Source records
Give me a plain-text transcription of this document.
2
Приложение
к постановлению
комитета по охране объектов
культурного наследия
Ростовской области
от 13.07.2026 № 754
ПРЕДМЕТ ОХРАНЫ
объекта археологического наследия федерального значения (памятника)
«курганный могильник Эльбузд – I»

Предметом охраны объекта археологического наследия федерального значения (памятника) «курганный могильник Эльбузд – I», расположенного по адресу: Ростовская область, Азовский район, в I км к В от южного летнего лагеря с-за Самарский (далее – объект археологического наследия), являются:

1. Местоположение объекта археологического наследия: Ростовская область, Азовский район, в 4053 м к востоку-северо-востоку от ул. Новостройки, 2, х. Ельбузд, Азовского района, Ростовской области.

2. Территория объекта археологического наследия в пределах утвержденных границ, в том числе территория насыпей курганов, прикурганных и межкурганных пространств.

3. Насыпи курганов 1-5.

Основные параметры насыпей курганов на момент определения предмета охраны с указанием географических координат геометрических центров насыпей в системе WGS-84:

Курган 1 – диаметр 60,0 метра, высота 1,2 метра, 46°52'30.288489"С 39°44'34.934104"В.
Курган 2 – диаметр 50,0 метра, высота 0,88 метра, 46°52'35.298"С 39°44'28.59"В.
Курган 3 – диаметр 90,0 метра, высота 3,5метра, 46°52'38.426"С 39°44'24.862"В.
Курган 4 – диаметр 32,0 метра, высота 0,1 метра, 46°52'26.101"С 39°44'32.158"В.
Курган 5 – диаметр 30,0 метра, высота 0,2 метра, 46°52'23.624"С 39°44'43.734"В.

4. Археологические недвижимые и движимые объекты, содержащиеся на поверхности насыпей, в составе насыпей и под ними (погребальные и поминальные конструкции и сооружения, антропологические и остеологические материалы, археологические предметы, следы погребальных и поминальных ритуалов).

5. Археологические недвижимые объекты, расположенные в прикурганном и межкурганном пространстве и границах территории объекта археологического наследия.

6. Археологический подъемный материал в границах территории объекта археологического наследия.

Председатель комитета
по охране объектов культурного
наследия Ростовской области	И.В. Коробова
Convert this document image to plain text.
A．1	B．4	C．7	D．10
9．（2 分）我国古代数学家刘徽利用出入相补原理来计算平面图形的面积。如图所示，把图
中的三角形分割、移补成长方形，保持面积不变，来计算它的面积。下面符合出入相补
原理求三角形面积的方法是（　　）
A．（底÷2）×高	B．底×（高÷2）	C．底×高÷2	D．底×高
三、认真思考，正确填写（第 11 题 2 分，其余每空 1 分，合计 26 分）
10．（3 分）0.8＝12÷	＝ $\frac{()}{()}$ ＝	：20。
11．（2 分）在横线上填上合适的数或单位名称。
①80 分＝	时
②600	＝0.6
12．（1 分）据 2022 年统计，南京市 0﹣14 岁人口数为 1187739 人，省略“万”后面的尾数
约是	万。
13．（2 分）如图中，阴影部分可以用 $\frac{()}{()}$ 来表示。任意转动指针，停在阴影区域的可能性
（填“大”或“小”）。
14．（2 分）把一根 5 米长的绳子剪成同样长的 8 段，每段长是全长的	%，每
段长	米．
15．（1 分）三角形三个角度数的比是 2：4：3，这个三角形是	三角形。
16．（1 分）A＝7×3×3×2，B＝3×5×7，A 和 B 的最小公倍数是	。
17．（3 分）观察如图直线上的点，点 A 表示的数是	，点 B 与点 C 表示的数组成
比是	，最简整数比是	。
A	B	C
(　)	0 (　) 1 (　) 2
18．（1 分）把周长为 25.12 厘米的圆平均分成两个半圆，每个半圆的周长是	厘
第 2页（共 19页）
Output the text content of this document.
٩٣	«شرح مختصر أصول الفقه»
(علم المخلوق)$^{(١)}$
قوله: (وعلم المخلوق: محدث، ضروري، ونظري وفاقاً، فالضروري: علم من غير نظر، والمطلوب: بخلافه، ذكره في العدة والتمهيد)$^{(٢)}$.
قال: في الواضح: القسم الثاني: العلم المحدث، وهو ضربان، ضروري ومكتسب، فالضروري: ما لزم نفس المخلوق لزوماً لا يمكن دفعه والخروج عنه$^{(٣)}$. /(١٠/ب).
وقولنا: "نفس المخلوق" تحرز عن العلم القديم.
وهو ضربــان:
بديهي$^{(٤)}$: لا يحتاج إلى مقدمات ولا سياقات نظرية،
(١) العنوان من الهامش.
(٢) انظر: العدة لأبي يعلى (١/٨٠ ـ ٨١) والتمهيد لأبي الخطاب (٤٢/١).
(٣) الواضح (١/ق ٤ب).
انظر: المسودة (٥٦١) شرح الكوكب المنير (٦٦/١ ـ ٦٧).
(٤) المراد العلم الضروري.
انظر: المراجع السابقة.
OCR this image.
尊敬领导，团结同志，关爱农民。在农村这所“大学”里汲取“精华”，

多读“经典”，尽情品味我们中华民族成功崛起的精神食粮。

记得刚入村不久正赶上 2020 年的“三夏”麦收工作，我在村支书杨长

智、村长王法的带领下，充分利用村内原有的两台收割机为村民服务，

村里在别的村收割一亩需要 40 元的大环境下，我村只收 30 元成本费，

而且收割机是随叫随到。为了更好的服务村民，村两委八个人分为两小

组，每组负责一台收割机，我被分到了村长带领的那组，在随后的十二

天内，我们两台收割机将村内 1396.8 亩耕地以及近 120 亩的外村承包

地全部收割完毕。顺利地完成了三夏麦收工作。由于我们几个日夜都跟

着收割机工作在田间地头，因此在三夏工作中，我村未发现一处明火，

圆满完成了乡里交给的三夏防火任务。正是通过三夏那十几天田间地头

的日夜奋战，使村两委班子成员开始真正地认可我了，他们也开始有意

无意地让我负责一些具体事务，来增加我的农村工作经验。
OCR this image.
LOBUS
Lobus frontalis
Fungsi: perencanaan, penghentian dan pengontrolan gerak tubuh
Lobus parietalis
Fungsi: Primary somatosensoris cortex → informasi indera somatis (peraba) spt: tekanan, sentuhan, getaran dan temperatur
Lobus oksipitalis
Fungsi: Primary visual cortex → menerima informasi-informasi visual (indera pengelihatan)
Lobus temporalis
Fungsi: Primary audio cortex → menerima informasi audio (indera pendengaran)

SHORT PROBLEM:
Filter the records for lines holding the string "plain". Copy each one.

RESULT:
Give me a plain-text transcription of this document.
Convert this document image to plain text.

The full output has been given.